● STATED PROBLEM
Scan the material that follows. Copy every line containing the word "image".

● DATA FOR PROCESSING
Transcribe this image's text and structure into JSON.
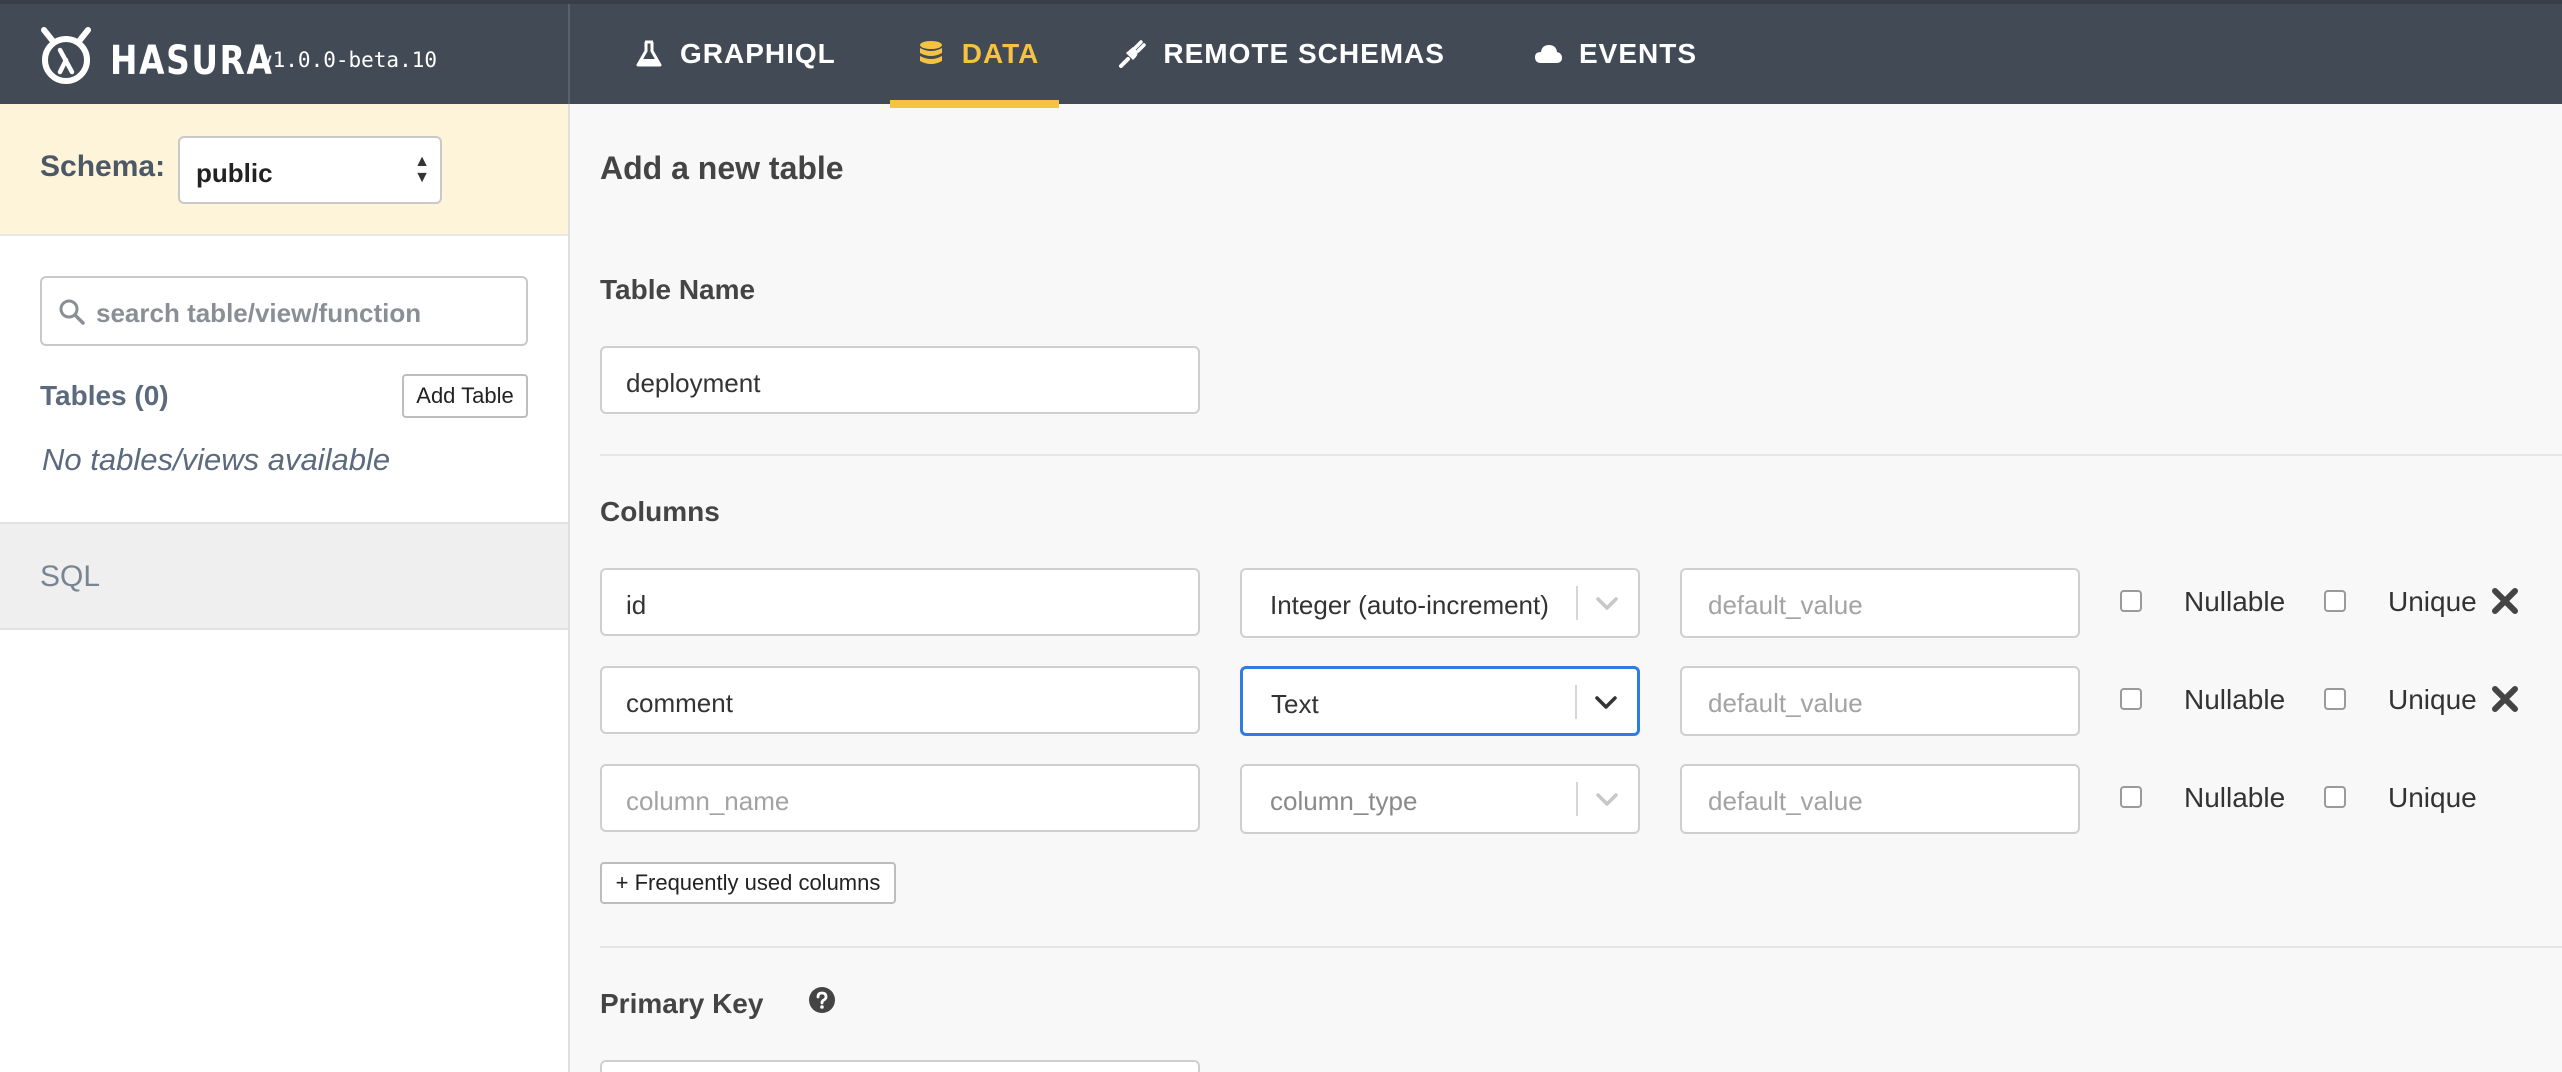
{
  "brand": {
    "name": "HASURA",
    "version": "v1.0.0-beta.10"
  },
  "nav": [
    {
      "label": "GRAPHIQL",
      "icon": "flask-icon",
      "active": false
    },
    {
      "label": "DATA",
      "icon": "database-icon",
      "active": true
    },
    {
      "label": "REMOTE SCHEMAS",
      "icon": "plug-icon",
      "active": false
    },
    {
      "label": "EVENTS",
      "icon": "cloud-icon",
      "active": false
    }
  ],
  "colors": {
    "topbar": "#424a56",
    "accent": "#f5c242",
    "schema_bar": "#fdf4d9",
    "focus": "#2f7de1"
  },
  "sidebar": {
    "schema_label": "Schema:",
    "schema_value": "public",
    "search_placeholder": "search table/view/function",
    "tables_label": "Tables (0)",
    "add_table": "Add Table",
    "empty_message": "No tables/views available",
    "sql_label": "SQL"
  },
  "main": {
    "title": "Add a new table",
    "table_name_label": "Table Name",
    "table_name_value": "deployment",
    "columns_label": "Columns",
    "columns": [
      {
        "name": "id",
        "type": "Integer (auto-increment)",
        "default_placeholder": "default_value",
        "nullable_label": "Nullable",
        "unique_label": "Unique"
      },
      {
        "name": "comment",
        "type": "Text",
        "default_placeholder": "default_value",
        "nullable_label": "Nullable",
        "unique_label": "Unique"
      },
      {
        "name_placeholder": "column_name",
        "type_placeholder": "column_type",
        "default_placeholder": "default_value",
        "nullable_label": "Nullable",
        "unique_label": "Unique"
      }
    ],
    "frequent_columns_button": "+ Frequently used columns",
    "primary_key_label": "Primary Key"
  }
}
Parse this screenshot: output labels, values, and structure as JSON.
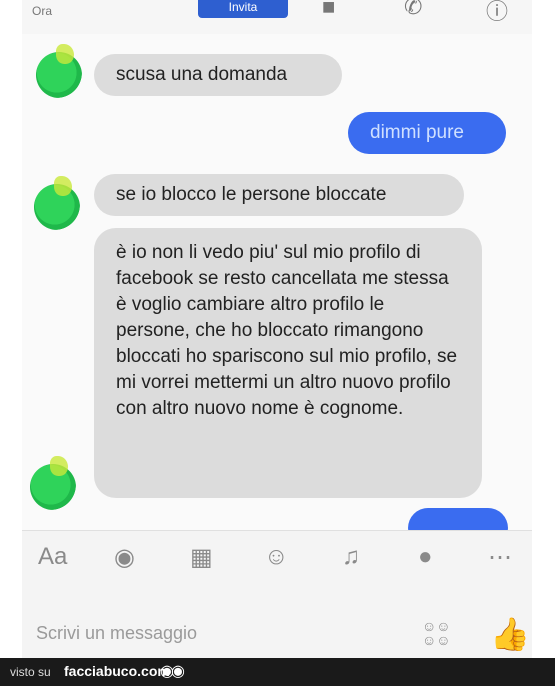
{
  "status": {
    "time": "Ora"
  },
  "header": {
    "invite_label": "Invita",
    "video_icon": "video-camera-icon",
    "call_icon": "phone-icon",
    "info_icon": "info-icon"
  },
  "messages": [
    {
      "from": "them",
      "text": "scusa una domanda"
    },
    {
      "from": "me",
      "text": "dimmi pure"
    },
    {
      "from": "them",
      "text": "se io blocco le persone  bloccate"
    },
    {
      "from": "them",
      "text": "è io non li vedo piu' sul mio profilo di facebook se resto cancellata me stessa è voglio cambiare altro profilo le persone, che ho bloccato rimangono bloccati ho spariscono sul mio profilo, se mi vorrei mettermi un altro nuovo profilo con altro nuovo nome è cognome."
    }
  ],
  "composer": {
    "tools": [
      "Aa",
      "camera-icon",
      "image-icon",
      "emoji-icon",
      "microphone-icon",
      "location-icon",
      "more-icon"
    ],
    "tools_text": "Aa",
    "placeholder": "Scrivi un messaggio",
    "like_icon": "thumbs-up-icon"
  },
  "footer": {
    "prefix": "visto su",
    "brand": "facciabuco.com"
  },
  "colors": {
    "my_bubble": "#3a6cf0",
    "their_bubble": "#dcdcdc",
    "accent": "#2e63d8"
  }
}
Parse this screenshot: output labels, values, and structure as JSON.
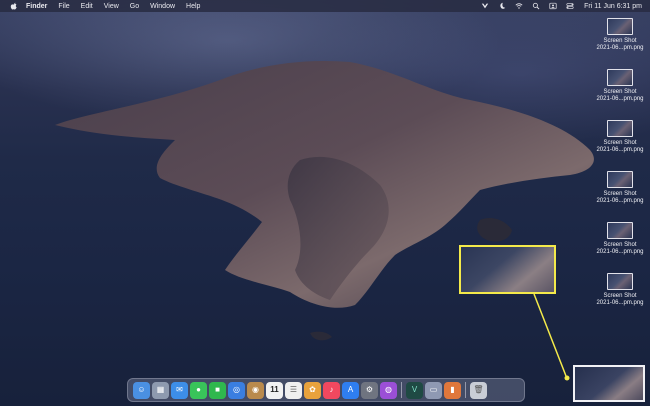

● RESULT
Transcribe this image's text and structure into JSON.
      "image-icon",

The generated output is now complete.